§ **STORED DATA**:
>>>>

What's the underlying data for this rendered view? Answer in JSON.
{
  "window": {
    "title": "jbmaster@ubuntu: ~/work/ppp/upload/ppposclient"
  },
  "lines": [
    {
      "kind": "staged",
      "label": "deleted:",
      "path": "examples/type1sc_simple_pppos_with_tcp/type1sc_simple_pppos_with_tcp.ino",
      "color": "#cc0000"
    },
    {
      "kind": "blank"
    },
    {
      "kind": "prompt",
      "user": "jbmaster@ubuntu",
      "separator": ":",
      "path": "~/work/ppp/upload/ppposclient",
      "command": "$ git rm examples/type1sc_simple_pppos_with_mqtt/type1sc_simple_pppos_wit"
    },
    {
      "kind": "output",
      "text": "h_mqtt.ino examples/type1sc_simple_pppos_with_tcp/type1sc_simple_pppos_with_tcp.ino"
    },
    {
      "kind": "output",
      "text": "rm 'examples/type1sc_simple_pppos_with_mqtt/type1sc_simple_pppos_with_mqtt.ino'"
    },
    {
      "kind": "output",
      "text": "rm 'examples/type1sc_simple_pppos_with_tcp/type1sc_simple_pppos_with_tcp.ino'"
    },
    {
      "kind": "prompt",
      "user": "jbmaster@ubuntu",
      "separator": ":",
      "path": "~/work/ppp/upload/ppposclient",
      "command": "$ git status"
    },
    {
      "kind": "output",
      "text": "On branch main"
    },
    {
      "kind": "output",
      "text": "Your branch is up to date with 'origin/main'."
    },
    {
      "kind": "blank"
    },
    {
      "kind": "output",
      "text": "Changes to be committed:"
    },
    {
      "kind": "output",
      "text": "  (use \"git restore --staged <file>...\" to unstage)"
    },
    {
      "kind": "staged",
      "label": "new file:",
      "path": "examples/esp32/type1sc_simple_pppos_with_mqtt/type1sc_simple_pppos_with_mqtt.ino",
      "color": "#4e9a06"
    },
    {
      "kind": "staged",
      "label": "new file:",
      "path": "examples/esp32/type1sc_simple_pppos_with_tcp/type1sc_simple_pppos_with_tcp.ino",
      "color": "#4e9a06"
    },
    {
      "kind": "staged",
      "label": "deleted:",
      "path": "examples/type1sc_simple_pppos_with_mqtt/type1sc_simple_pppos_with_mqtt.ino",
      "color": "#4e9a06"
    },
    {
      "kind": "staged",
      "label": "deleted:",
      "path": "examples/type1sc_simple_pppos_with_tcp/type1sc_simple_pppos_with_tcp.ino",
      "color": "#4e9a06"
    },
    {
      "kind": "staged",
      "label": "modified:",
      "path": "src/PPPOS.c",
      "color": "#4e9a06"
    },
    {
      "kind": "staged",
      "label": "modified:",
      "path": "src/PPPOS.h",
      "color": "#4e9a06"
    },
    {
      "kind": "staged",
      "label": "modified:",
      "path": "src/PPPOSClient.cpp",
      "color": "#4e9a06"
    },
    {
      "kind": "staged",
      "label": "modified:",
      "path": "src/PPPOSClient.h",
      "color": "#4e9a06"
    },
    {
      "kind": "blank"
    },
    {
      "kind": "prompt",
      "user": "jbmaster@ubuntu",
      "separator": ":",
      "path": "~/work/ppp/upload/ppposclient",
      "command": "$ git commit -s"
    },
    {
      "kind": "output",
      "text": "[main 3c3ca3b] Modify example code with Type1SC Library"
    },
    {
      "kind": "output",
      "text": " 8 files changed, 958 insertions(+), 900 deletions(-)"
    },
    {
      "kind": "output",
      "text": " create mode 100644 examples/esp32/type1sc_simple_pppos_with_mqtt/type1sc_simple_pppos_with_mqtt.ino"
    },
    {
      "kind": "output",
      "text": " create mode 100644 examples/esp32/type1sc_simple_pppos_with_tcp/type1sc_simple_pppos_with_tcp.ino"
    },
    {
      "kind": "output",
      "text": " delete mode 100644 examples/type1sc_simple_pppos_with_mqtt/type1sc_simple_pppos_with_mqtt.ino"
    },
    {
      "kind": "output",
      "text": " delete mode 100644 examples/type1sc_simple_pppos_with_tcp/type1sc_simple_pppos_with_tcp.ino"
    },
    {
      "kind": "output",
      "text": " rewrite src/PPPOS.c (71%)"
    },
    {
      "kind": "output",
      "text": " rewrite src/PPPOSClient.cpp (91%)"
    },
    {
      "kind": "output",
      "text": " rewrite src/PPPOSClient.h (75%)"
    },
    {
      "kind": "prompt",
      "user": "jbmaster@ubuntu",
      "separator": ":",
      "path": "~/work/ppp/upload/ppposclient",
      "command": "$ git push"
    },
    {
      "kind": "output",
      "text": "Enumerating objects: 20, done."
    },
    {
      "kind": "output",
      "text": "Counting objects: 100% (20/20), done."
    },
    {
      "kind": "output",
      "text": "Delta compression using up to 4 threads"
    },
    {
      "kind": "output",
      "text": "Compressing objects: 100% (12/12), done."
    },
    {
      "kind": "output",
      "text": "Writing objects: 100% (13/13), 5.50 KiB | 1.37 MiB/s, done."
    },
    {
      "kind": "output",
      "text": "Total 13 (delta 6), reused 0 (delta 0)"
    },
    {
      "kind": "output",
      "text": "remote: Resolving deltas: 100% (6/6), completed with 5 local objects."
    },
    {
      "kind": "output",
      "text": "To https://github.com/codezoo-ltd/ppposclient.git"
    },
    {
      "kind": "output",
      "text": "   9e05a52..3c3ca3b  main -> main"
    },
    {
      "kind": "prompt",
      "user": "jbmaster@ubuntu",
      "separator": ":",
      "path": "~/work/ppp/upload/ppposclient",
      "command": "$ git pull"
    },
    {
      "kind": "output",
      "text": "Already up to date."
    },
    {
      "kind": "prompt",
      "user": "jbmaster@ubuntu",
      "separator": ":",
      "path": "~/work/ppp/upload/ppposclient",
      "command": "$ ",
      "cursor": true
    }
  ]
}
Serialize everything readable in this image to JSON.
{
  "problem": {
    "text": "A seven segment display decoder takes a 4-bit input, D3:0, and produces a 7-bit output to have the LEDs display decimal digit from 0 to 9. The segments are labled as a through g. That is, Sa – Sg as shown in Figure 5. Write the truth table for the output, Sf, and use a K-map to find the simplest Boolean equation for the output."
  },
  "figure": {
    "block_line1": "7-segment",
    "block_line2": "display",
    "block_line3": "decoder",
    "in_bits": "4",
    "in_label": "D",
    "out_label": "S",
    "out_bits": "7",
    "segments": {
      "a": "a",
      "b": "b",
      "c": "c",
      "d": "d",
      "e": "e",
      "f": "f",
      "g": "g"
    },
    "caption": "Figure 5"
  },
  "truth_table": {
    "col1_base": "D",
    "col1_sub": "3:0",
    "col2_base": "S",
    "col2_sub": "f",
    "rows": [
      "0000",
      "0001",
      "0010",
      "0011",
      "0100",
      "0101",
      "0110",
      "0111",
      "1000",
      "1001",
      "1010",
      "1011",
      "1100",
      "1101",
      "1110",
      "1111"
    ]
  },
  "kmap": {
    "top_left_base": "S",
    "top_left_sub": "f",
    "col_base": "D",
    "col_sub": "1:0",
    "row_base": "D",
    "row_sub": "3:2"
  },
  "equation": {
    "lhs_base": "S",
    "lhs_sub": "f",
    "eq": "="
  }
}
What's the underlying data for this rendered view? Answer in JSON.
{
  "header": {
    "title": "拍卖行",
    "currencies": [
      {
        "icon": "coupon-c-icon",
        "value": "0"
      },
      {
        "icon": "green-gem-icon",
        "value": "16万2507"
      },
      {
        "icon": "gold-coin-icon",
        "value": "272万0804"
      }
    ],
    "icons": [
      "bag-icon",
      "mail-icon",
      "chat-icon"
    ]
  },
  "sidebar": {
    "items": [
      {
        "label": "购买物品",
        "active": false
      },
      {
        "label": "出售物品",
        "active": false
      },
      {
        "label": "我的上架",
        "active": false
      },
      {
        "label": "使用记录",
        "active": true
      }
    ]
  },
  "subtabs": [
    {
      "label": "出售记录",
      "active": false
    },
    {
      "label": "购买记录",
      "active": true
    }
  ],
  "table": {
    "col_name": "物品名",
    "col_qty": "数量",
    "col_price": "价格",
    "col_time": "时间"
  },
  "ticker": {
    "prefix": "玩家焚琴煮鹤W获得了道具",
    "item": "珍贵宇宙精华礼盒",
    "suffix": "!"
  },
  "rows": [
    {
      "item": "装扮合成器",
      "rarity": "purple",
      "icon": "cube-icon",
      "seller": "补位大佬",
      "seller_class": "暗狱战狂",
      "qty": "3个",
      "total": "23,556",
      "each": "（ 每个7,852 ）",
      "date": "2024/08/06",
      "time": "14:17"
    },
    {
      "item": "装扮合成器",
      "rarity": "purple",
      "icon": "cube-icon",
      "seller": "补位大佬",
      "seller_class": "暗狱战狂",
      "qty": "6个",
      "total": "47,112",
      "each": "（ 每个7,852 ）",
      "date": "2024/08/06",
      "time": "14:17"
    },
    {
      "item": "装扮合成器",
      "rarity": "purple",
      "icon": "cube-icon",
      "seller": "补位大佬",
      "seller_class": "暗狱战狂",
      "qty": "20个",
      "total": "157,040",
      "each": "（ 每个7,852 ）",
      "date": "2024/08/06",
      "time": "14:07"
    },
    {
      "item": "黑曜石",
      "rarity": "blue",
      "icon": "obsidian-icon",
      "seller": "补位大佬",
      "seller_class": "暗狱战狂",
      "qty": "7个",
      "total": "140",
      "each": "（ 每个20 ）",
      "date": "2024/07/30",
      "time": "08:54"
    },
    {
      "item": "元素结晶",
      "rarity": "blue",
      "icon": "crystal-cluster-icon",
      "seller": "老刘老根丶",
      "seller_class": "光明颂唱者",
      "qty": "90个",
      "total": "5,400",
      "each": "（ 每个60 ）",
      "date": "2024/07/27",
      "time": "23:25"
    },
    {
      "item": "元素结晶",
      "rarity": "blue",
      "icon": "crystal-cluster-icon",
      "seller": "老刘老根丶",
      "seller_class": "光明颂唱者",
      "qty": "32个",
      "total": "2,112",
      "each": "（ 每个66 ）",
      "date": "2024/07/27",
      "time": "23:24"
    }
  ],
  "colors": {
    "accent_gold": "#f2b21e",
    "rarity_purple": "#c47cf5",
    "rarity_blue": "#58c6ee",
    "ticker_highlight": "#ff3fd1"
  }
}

<<<<

§ **WHAT TO PRODUCE**:
Return each full line of the entries that contains the word "equation".

§ **SOLUTION FOR THIS TASK**:
    "text": "A seven segment display decoder takes a 4-bit input, D3:0, and produces a 7-bit output to have the LEDs display decimal digit from 0 to 9. The segments are labled as a through g. That is, Sa – Sg as shown in Figure 5. Write the truth table for the output, Sf, and use a K-map to find the simplest Boolean equation for the output."
  "equation": {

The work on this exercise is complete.